» **Texto para leitura**
Doina Rotaru (1951- )
01 Masques et miroires (2006), Concerto n° 2 para saxofone(s) e orquestra
Daniel Kientzy, saxofones (sopranino, alto, barítono)
Horia Andreescu, regente
Orchestra Camera Radio
02 Colinda (2005) para saxofone, harpa, celesta, percussão e trio de cordas
Daniel Kientzy, saxofone (barítono)
Ensemble Pentruloc
Bogdan Voda, regente
03 Matanga (2005), para saxofone contrabaixo e 6 percussionistas
Daniel Kientzy, saxofone (contrabaixo)
Ensemble Game
Alexandru Matei, regente
04 Obsessivo (2008), para saxofones e sons eletrônicos
Trio PROmoZICA:
Reina Portuondo, sons eletrônicos
Daniel Kientzy, saxophone (soprano, tenor)
Cornelia Petroiu, viola
05 Reina (1995), para saxofone soprano e sons eletrônicos
Meta Duo:
Reina Portuondo, sons eletrônicos
Daniel Kientzy, saxophone (soprano)
06 En revant …au saxophone (2003), para voz, saxofone e sons eletrônicos – Texto de André Malraux
Meta Trio:
Reina Portuondo, sons eletrônicos
Daniel Kientzy, saxophone (soprano, tenor)
Yumi Nara, voz
07 Seven levels to the sky (1993), Concerto nº1 para saxofone e orquestra
Daniel Kientzy, saxofones (barítono, soprano, alto)
Orchestra Filarmonica de Stat “Transilvania”
Emil Simon, regente
itadakimasu/Sensemaya
Caro itadakimasu:
Já baixei e estou ouvindo Doina Rotaru. Agradecimentos a Sensemaya por ceder as gravações também. Percebi que o intérprete é o mesmo de “The Romanian Saxophone”.
É interessante que a música clássica oriunda desta região da Europa seja tão diferente da mesma música composta em outros lugares do Ocidente. Enquanto penso nisto lembro-me de Béla Bartók. A combinação de sons e as pausas, a densidade que invariavelmente conduz-nos à angústia e ao medo, e de repente o silêncio e um instrumento baixinho, lá no fundo, feito o barulho surdo do sangue correndo atrás de nosso ouvido que é sucedido por sons quase inaudíveis que induzem-nos ao suspense, e adiante uma explosão, mas não uma força que não mais se contém, como em Brahms ou Beethoven, mas algo selvagem, que não se importa com a harmonia, rápido e curto. Já percebi oscilações como estas em Shostakovich, mas estas são mais comedidas, e não ultrapassam a harmonia.
Se alguém se interessar, dê uma olhada neste site de músicas típicas desta região:
http://www.dunav.org.il/dunav_fridays.html#all
Algumas músicas gregas vão ao encontro destas características que indiquei, além-ocidente.
Em suma, é uma música que desafia, seduz e, itadakimasu! já estou degustando.
Caro Adriano,
o Daniel Kientzy é um nome muito importante dentro da música romena contemporânea. É enorme o número de obras (e muitas, muitas mesmo, são boas) a ele dedicadas. O que conheço de música romena para saxofone é mais do que o que eu conheço do resto do mundo. Por essas e outras, o kientzy será uma figura bastante comum em meus posts de romenos.

» **Questões de estudo**
A. Reescreva de forma mais breve o parágrafo do texto que começa com "o Daniel Kientzy é um nome muito importante", preservando seus fatos principais.
B. De acordo com o texto, quem é o regente na gravação de Colinda?
C. Reproduza o trecho do texto começando em "Horia Andreescu, regente" e terminando em "Kientzy, saxofone (contrabaixo)".
Os dados não têm relação com o texto.

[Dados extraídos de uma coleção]
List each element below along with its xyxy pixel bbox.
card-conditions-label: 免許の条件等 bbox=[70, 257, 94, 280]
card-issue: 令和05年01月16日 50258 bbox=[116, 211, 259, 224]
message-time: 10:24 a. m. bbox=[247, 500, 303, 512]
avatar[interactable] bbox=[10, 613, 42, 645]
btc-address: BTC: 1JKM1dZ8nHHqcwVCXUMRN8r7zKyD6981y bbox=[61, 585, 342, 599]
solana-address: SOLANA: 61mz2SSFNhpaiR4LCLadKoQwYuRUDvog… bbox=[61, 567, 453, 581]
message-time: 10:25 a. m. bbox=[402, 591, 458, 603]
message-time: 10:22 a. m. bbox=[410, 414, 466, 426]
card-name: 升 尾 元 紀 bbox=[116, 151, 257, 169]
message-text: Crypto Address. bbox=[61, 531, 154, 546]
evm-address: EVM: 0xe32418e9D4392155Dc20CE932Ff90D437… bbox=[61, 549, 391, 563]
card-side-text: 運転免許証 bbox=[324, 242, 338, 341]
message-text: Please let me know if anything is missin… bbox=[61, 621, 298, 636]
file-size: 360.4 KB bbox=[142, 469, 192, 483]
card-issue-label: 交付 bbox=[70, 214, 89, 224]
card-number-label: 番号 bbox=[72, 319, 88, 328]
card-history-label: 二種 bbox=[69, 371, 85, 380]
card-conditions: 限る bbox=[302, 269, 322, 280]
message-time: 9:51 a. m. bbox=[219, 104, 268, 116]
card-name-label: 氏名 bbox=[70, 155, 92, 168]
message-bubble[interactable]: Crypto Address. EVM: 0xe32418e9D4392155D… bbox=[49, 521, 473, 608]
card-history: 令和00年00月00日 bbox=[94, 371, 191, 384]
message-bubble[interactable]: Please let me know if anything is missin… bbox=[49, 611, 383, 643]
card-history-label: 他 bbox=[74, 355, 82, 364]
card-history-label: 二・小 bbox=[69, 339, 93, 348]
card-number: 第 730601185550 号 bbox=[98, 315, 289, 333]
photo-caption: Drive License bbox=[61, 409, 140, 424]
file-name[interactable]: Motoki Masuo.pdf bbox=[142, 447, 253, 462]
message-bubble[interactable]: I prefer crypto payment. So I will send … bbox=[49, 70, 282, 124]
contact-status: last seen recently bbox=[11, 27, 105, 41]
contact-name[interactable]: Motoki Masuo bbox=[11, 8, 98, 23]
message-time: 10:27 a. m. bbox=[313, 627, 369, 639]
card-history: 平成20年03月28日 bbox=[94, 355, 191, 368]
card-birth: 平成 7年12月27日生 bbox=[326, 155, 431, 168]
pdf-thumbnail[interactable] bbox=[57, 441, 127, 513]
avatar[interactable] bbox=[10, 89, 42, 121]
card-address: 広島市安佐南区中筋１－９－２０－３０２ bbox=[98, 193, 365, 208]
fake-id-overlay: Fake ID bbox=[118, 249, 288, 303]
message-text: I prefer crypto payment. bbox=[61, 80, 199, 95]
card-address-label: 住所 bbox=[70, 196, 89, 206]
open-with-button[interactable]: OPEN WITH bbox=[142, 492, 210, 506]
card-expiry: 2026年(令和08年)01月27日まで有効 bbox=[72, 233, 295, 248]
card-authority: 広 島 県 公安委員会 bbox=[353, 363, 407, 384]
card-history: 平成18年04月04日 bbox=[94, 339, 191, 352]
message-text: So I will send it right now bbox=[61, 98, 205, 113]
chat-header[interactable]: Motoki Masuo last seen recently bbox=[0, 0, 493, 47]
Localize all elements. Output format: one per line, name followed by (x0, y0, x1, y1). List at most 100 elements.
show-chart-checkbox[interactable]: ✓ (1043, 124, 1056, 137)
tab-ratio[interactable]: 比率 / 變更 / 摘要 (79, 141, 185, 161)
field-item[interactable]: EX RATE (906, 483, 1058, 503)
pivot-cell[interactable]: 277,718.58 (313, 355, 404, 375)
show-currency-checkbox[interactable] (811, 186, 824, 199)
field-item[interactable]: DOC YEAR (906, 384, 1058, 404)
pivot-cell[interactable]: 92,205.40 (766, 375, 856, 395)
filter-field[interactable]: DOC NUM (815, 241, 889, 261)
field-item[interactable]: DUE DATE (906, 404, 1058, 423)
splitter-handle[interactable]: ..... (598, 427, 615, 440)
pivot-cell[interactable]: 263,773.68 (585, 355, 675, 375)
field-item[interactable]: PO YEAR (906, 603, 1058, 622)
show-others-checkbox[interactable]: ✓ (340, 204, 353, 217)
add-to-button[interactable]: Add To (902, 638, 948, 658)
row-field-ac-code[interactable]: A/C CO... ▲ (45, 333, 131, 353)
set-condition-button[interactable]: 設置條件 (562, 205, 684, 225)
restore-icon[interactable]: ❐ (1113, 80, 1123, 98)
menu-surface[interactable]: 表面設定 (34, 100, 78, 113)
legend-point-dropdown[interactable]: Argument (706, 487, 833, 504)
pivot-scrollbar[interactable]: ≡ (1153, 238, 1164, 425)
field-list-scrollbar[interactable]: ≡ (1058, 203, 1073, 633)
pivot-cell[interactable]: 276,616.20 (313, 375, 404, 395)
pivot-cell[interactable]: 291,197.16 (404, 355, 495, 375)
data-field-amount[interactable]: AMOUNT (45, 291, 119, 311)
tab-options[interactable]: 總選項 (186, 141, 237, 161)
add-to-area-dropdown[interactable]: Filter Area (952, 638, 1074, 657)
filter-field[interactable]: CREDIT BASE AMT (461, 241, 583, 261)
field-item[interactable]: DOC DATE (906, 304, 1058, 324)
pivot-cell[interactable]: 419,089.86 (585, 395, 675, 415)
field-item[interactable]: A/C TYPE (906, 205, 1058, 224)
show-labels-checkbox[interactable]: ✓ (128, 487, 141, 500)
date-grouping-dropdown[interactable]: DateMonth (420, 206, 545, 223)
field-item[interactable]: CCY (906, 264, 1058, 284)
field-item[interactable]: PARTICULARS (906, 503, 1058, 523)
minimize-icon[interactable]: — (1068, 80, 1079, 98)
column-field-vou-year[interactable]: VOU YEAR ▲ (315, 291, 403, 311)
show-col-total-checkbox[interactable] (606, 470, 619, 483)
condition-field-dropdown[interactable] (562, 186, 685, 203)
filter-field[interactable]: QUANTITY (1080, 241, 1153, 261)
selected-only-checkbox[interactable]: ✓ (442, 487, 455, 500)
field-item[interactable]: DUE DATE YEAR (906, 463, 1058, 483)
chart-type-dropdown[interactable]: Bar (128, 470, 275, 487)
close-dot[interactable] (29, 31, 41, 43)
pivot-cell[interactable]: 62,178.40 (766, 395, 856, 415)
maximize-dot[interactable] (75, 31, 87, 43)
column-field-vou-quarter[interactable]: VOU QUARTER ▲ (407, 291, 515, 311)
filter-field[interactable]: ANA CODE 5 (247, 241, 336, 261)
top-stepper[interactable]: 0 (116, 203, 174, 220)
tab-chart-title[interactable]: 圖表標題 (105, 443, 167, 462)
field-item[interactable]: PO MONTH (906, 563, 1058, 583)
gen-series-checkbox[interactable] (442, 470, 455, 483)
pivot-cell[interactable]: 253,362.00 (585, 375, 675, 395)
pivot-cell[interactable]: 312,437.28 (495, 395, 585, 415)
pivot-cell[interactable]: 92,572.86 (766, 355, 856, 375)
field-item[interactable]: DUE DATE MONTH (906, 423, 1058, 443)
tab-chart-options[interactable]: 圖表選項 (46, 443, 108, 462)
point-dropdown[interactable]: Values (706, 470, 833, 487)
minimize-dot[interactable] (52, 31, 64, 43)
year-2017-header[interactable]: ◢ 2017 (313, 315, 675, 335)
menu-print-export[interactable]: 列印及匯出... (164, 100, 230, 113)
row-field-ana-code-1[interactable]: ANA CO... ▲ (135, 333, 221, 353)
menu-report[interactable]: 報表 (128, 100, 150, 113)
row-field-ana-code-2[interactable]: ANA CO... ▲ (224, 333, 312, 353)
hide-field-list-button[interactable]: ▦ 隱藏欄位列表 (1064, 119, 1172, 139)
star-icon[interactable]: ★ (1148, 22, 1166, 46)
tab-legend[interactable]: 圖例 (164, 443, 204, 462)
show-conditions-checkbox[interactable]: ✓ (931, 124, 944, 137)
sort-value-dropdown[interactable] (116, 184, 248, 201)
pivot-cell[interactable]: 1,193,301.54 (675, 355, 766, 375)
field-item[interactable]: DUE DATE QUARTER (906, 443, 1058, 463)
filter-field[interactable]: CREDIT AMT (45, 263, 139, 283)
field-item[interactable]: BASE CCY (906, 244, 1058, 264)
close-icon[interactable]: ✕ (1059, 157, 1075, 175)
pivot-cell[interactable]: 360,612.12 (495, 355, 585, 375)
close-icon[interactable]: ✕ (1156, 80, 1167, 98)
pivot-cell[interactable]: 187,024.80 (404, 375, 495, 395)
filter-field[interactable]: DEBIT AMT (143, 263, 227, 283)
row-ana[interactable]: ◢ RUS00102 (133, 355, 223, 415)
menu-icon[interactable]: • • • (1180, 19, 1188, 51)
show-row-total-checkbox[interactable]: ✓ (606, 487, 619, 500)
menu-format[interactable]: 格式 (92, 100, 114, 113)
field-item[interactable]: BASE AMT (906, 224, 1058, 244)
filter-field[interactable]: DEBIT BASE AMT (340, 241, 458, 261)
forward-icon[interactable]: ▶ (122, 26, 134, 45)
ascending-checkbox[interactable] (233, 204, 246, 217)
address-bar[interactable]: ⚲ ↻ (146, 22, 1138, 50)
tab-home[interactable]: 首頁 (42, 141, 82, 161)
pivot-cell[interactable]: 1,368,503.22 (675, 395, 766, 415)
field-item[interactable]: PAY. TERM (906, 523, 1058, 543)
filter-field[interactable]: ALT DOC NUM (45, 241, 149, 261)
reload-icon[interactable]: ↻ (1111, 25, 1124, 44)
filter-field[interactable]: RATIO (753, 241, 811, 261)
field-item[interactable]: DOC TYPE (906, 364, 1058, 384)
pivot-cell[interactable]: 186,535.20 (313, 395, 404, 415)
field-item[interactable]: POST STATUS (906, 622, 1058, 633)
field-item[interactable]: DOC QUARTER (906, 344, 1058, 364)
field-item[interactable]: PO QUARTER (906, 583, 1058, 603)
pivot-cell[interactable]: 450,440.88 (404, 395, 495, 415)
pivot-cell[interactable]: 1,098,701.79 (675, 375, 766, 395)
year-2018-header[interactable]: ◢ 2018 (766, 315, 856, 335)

» **Conjunto de respostas**
A. Daniel Kientzy é um nome de peso na música romena contemporânea, e muitíssimas obras lhe foram dedicadas, muitas delas boas. Quem escreve conhece mais música romena para saxofone do que música para saxofone do resto do mundo. Por isso, Kientzy aparecerá com frequência em seus posts sobre romenos.

B. Bogdan Voda.

C.
Horia Andreescu, regente
Orchestra Camera Radio
02 Colinda (2005) para saxofone, harpa, celesta, percussão e trio de cordas
Daniel Kientzy, saxofone (barítono)
Ensemble Pentruloc
Bogdan Voda, regente
03 Matanga (2005), para saxofone contrabaixo e 6 percussionistas
Daniel Kientzy, saxofone (contrabaixo)